Records shown:

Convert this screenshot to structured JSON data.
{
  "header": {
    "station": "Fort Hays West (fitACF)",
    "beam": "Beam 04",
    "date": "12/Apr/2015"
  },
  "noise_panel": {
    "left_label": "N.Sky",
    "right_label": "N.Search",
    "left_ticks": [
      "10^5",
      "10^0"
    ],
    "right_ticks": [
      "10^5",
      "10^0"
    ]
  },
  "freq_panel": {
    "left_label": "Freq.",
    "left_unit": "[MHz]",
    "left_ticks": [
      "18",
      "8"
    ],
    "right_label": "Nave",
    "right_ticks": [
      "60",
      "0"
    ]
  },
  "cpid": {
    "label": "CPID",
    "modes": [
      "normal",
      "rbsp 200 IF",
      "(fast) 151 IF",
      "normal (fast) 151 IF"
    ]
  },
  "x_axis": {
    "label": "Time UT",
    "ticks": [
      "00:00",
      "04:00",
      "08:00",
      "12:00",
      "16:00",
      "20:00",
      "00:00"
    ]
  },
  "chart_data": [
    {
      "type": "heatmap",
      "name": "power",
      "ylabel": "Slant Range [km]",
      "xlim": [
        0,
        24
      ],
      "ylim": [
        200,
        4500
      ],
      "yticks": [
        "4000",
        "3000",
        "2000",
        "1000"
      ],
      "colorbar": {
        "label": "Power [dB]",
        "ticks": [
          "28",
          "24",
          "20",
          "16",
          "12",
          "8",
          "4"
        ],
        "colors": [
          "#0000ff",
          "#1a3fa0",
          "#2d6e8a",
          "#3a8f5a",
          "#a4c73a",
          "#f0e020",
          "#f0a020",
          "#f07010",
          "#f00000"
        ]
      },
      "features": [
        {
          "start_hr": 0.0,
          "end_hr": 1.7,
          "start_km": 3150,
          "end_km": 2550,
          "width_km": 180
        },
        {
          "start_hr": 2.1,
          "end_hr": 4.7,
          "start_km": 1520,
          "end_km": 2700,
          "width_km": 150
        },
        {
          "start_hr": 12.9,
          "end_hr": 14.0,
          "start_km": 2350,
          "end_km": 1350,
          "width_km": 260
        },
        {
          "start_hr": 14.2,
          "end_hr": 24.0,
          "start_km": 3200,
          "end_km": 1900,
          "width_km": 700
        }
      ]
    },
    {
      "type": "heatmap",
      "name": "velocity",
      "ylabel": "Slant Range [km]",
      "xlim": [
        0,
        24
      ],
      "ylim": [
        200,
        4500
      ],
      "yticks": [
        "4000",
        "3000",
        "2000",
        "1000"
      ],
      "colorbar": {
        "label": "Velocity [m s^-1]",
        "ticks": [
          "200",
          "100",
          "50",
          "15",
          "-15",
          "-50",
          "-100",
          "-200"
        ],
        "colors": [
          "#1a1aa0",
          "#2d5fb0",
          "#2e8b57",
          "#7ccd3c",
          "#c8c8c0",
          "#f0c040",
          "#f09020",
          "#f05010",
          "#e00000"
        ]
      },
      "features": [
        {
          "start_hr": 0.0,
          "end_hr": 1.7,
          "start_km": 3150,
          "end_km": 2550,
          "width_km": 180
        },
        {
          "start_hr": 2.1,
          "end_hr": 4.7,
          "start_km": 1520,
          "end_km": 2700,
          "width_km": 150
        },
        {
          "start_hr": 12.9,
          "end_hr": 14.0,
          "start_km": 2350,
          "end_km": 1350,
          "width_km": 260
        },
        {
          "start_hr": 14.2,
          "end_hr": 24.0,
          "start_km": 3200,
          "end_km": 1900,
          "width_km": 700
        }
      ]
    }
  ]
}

What the task asks: Quote the material exactly, leaving nothing out.

Output below:
Convert this screenshot to structured JSON data.
{
  "header": {
    "station": "Fort Hays West (fitACF)",
    "beam": "Beam 04",
    "date": "12/Apr/2015"
  },
  "noise_panel": {
    "left_label": "N.Sky",
    "right_label": "N.Search",
    "left_ticks": [
      "10^5",
      "10^0"
    ],
    "right_ticks": [
      "10^5",
      "10^0"
    ]
  },
  "freq_panel": {
    "left_label": "Freq.",
    "left_unit": "[MHz]",
    "left_ticks": [
      "18",
      "8"
    ],
    "right_label": "Nave",
    "right_ticks": [
      "60",
      "0"
    ]
  },
  "cpid": {
    "label": "CPID",
    "modes": [
      "normal",
      "rbsp 200 IF",
      "(fast) 151 IF",
      "normal (fast) 151 IF"
    ]
  },
  "x_axis": {
    "label": "Time UT",
    "ticks": [
      "00:00",
      "04:00",
      "08:00",
      "12:00",
      "16:00",
      "20:00",
      "00:00"
    ]
  },
  "chart_data": [
    {
      "type": "heatmap",
      "name": "power",
      "ylabel": "Slant Range [km]",
      "xlim": [
        0,
        24
      ],
      "ylim": [
        200,
        4500
      ],
      "yticks": [
        "4000",
        "3000",
        "2000",
        "1000"
      ],
      "colorbar": {
        "label": "Power [dB]",
        "ticks": [
          "28",
          "24",
          "20",
          "16",
          "12",
          "8",
          "4"
        ],
        "colors": [
          "#0000ff",
          "#1a3fa0",
          "#2d6e8a",
          "#3a8f5a",
          "#a4c73a",
          "#f0e020",
          "#f0a020",
          "#f07010",
          "#f00000"
        ]
      },
      "features": [
        {
          "start_hr": 0.0,
          "end_hr": 1.7,
          "start_km": 3150,
          "end_km": 2550,
          "width_km": 180
        },
        {
          "start_hr": 2.1,
          "end_hr": 4.7,
          "start_km": 1520,
          "end_km": 2700,
          "width_km": 150
        },
        {
          "start_hr": 12.9,
          "end_hr": 14.0,
          "start_km": 2350,
          "end_km": 1350,
          "width_km": 260
        },
        {
          "start_hr": 14.2,
          "end_hr": 24.0,
          "start_km": 3200,
          "end_km": 1900,
          "width_km": 700
        }
      ]
    },
    {
      "type": "heatmap",
      "name": "velocity",
      "ylabel": "Slant Range [km]",
      "xlim": [
        0,
        24
      ],
      "ylim": [
        200,
        4500
      ],
      "yticks": [
        "4000",
        "3000",
        "2000",
        "1000"
      ],
      "colorbar": {
        "label": "Velocity [m s^-1]",
        "ticks": [
          "200",
          "100",
          "50",
          "15",
          "-15",
          "-50",
          "-100",
          "-200"
        ],
        "colors": [
          "#1a1aa0",
          "#2d5fb0",
          "#2e8b57",
          "#7ccd3c",
          "#c8c8c0",
          "#f0c040",
          "#f09020",
          "#f05010",
          "#e00000"
        ]
      },
      "features": [
        {
          "start_hr": 0.0,
          "end_hr": 1.7,
          "start_km": 3150,
          "end_km": 2550,
          "width_km": 180
        },
        {
          "start_hr": 2.1,
          "end_hr": 4.7,
          "start_km": 1520,
          "end_km": 2700,
          "width_km": 150
        },
        {
          "start_hr": 12.9,
          "end_hr": 14.0,
          "start_km": 2350,
          "end_km": 1350,
          "width_km": 260
        },
        {
          "start_hr": 14.2,
          "end_hr": 24.0,
          "start_km": 3200,
          "end_km": 1900,
          "width_km": 700
        }
      ]
    }
  ]
}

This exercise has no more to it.